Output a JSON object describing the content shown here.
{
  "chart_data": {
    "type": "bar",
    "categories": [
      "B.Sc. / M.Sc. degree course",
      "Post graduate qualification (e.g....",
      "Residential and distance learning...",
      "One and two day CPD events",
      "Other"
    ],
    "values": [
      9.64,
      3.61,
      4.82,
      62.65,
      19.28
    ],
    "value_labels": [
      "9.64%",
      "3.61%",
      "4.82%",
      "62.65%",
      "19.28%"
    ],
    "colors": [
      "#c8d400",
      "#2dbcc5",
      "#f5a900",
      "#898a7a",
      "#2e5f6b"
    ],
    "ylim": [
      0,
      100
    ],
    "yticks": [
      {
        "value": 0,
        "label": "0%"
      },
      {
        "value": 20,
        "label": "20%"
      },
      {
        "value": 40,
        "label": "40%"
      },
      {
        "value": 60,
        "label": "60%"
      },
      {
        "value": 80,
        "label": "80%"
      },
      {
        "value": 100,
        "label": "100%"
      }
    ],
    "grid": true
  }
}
━━━
▶ _EXERCISE AIM_: Retype every entry word for word.

▶ _EXERCISE SOLUTION_:
Output a JSON object describing the content shown here.
{
  "chart_data": {
    "type": "bar",
    "categories": [
      "B.Sc. / M.Sc. degree course",
      "Post graduate qualification (e.g....",
      "Residential and distance learning...",
      "One and two day CPD events",
      "Other"
    ],
    "values": [
      9.64,
      3.61,
      4.82,
      62.65,
      19.28
    ],
    "value_labels": [
      "9.64%",
      "3.61%",
      "4.82%",
      "62.65%",
      "19.28%"
    ],
    "colors": [
      "#c8d400",
      "#2dbcc5",
      "#f5a900",
      "#898a7a",
      "#2e5f6b"
    ],
    "ylim": [
      0,
      100
    ],
    "yticks": [
      {
        "value": 0,
        "label": "0%"
      },
      {
        "value": 20,
        "label": "20%"
      },
      {
        "value": 40,
        "label": "40%"
      },
      {
        "value": 60,
        "label": "60%"
      },
      {
        "value": 80,
        "label": "80%"
      },
      {
        "value": 100,
        "label": "100%"
      }
    ],
    "grid": true
  }
}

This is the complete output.